- **TEXT**:
Choosing an agent: the unvarnished guide

Most NZ guides to choosing a real estate agent read like they were written by the industry. This one is not. Here is what the peer-reviewed research says about what agents actually produce for sellers, what the Professional Conduct and Client Care Rules 2012 require of them, and the questions to ask before you sign.

Last updated 17 April 2026 · Verified against REA publications 17 April 2026

The three things the agent sells you

When a real estate agent presents at your kitchen table, they are selling three things at once: a market appraisal (the price they expect), a marketing plan (how they will reach buyers), and themselves (why you should engage them rather than someone else). Each of those three is calibrated to win the listing. The appraisal may be optimistic. The marketing plan may be generic. The self-presentation is rehearsed. None of this is dishonest; all of it is the commercial reality of an industry where getting the listing is the first and often hardest step for the salesperson.

Once the agency agreement is signed, the incentive landscape changes. The agent now needs the property to sell. The price at which it sells matters less to their commission than whether it sells at all, because a sale at $950,000 instead of $1,000,000 reduces their commission only by the percentage above the threshold — typically a few hundred dollars to a few thousand — while a sale that does not happen reduces it by the full commission. This is the principal-agent gap. It is structural, not personal.

What the research shows

The single most quoted peer-reviewed study on this topic is Levitt & Syverson (2008) in the Review of Economics and Statistics. Using roughly 98,000 Chicago transactions, the authors compared the prices agents achieved when selling their own homes to the prices they achieved for clients. Agent-owned homes sold for 3.7% more and stayed on the market 9.5 days longer than comparable client homes. The gap widened in neighbourhoods where information asymmetry was greater.

Rutherford, Springer & Yavas (2005) replicated the finding on a different dataset: agent-owned homes sold at a 4.5% premium. Hendel, Nevo & Ortalo-Magné (2009) compared MLS-listed homes with homes sold through a FSBO platform in Madison, Wisconsin, and found that FSBO sellers achieved the same net price as MLS sellers; the 6% commission bought speed, not price. Bernheim & Meer (2013) examined Stanford faculty housing where MLS access was decoupled from brokerage; using a broker reduced the sale price by 5.9–7.7%.

These are US studies. No equivalent NZ empirical study has been published. The New Zealand market structure — tender and auction more common than private treaty, the 1990s commission tiers still in place while listing prices have risen roughly tenfold — may produce larger or smaller effects. But the direction of the evidence is consistent across jurisdictions and decades: agents are the better-informed party in residential transactions, and they tend to use that information advantage when it is their own equity on the line. There is no reason to think the NZ market is magically free of the pattern the international data consistently shows.

- **TASKS AND EXERCISES**:
A: In the guide on choosing a real estate agent, by what percentage did agent-owned homes outsell comparable client homes in the Levitt & Syverson (2008) study?
B: Resume the guide on choosing a real estate agent from the point where it stops, keeping its tone and subject.

- **DATASET**:
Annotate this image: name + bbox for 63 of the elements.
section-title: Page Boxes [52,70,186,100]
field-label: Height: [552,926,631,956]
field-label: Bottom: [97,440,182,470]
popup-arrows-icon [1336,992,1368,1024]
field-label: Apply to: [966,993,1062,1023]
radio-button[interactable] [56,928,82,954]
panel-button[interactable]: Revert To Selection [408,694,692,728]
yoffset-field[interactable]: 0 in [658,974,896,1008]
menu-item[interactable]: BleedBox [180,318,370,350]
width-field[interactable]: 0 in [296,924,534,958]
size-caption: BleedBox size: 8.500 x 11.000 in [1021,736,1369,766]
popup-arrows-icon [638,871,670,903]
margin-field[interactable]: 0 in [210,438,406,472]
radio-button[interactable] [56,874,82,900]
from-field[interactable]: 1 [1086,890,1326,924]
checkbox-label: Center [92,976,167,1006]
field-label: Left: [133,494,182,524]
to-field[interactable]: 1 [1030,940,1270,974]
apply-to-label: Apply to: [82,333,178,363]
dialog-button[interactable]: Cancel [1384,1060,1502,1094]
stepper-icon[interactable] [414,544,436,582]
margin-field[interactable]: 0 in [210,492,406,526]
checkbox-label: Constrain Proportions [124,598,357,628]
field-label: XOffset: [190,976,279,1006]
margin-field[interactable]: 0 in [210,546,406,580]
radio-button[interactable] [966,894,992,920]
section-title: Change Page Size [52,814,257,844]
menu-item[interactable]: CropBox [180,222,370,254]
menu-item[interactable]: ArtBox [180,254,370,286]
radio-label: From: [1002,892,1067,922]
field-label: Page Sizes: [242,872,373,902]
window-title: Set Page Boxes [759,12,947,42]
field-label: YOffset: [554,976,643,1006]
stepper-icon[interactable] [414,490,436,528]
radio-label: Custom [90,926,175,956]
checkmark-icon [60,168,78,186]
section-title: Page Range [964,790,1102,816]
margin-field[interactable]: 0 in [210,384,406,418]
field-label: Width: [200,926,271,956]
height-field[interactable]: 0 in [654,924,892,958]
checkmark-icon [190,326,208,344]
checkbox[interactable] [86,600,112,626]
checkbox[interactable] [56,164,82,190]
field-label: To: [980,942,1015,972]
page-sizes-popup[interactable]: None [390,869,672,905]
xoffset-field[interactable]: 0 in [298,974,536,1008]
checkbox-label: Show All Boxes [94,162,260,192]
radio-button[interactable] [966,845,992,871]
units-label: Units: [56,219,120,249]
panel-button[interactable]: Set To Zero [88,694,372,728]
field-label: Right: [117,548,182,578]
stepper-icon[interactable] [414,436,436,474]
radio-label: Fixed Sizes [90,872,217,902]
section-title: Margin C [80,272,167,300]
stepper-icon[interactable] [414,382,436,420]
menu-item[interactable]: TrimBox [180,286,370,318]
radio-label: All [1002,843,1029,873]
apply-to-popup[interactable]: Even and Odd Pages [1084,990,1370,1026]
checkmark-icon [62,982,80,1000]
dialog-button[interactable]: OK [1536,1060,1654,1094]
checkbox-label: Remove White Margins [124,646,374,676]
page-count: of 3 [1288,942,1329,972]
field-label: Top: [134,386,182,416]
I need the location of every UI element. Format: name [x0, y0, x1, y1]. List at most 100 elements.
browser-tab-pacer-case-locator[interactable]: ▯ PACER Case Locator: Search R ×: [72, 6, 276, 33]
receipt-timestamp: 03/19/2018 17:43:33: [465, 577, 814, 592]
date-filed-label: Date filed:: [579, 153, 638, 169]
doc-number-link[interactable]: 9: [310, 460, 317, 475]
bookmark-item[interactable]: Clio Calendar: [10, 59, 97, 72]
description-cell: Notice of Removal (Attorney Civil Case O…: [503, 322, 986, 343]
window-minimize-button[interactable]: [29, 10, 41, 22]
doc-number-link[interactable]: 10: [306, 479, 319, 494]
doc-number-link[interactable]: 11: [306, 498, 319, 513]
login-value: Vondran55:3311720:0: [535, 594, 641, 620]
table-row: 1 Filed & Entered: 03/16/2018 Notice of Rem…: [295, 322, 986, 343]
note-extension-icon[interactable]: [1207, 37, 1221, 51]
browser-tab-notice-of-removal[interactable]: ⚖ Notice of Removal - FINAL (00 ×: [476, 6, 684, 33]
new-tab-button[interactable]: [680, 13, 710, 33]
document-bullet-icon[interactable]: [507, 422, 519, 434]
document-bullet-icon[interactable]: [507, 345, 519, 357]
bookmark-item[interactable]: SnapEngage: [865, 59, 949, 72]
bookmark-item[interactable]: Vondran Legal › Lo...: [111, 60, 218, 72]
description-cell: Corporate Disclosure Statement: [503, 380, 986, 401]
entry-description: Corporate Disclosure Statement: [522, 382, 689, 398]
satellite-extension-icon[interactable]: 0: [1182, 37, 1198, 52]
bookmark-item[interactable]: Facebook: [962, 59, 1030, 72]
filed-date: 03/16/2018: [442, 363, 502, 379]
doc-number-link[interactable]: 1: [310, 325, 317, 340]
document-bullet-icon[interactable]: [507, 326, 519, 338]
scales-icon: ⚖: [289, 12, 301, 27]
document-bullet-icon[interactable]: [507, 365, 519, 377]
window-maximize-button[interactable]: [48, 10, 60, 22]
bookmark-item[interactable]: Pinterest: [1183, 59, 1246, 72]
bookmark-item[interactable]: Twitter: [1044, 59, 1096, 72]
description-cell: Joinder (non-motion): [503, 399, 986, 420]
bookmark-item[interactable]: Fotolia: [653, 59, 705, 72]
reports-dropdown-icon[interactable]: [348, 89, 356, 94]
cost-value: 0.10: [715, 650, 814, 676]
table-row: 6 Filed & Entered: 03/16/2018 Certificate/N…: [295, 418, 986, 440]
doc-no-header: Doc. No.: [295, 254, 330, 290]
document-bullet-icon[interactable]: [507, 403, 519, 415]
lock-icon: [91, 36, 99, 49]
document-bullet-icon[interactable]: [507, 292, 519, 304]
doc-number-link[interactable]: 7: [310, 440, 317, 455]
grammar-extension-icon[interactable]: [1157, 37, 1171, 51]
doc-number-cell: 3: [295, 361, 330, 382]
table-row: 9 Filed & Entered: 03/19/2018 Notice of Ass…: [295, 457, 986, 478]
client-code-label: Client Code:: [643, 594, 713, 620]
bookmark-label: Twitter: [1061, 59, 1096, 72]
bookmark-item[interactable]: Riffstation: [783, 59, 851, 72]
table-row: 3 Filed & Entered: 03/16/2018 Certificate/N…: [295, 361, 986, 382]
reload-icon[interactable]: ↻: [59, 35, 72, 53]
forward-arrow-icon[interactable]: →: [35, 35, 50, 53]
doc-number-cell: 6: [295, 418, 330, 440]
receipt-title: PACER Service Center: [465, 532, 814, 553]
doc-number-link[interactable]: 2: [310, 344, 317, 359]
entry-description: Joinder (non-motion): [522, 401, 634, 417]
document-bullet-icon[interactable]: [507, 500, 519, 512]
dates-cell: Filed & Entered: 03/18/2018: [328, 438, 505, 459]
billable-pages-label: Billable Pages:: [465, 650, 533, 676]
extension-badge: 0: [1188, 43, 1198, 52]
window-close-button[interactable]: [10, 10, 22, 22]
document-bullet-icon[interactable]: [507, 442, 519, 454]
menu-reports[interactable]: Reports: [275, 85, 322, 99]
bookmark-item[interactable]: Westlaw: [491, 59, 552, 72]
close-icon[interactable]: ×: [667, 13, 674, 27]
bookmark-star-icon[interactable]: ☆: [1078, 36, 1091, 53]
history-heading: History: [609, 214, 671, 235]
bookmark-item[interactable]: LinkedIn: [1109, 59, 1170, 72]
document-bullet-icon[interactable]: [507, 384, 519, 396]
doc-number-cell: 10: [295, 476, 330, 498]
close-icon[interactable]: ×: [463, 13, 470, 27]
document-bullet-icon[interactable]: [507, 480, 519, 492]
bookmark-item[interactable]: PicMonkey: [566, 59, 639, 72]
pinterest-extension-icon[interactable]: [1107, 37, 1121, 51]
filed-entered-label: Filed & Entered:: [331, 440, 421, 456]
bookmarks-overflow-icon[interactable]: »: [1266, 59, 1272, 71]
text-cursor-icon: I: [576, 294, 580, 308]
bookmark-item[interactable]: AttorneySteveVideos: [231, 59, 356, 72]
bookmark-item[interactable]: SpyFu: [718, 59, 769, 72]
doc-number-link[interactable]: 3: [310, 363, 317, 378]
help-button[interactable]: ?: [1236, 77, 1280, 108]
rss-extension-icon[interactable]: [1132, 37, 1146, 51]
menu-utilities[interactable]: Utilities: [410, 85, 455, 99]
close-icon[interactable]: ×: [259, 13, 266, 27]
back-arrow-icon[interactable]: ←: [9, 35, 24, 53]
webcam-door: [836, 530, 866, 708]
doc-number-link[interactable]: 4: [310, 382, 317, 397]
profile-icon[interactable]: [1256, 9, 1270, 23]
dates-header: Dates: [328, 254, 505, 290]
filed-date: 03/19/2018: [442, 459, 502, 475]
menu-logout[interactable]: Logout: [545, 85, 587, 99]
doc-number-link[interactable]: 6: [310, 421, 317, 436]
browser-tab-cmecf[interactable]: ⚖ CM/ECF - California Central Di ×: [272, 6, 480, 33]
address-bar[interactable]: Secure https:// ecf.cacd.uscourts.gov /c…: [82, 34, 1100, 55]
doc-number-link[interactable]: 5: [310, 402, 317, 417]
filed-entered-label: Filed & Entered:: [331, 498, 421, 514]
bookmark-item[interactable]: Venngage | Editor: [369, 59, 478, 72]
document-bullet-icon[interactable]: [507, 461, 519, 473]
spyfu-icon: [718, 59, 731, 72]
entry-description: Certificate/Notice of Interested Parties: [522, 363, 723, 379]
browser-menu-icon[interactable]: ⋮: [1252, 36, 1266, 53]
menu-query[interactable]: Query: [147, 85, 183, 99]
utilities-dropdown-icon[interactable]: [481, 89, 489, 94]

- **WRITTEN ANSWERS**:
A: 3.7%

B:
What New Zealand law requires of your agent

An agent in New Zealand is a licensee under the Real Estate Agents Act 2008. The statutory term covers agents, branch managers, and salespersons — collectively bound by the same rules. Licensees operate under the Professional Conduct and Client Care Rules 2012 made under section 14 of the Act, commonly referred to as the Code of Conduct. The relevant obligations include:

  • Rule 9.1 — "A licensee must act in the best interests of a client and act in accordance with the client's instructions unless to do so would be contrary to law." The client is you — the vendor. The licensee's best-interests obligation runs to you, even when it produces friction with the transaction they want to close.
  • Rule 9.2 — "A licensee must not engage in conduct that is misleading or deceptive or is likely to mislead or deceive." This applies to statements about the property, the process, and the parties.
  • REA Act s.134 (licensee-as-party contracts) combined with PCCC Rules 6.1 (client fiduciary), 6.2 (good faith), 6.4 (not withholding information), and 9.1 (client best interests) — taken together, these require disclosure of any rebate, commission, or benefit the licensee receives from recommending a particular service provider. There is no single dedicated "referral benefit" rule in the PCCC. If your agent refers you to an inspector, photographer, stager, or lawyer and receives any benefit from that referral, the benefit must be disclosed.
  • Rule 10.7 — imposes a duty to disclose known defects to a prospective purchaser. This sits alongside New Zealand's general caveat emptor framework; it does not create a statutory vendor disclosure statement for non-unit-title property.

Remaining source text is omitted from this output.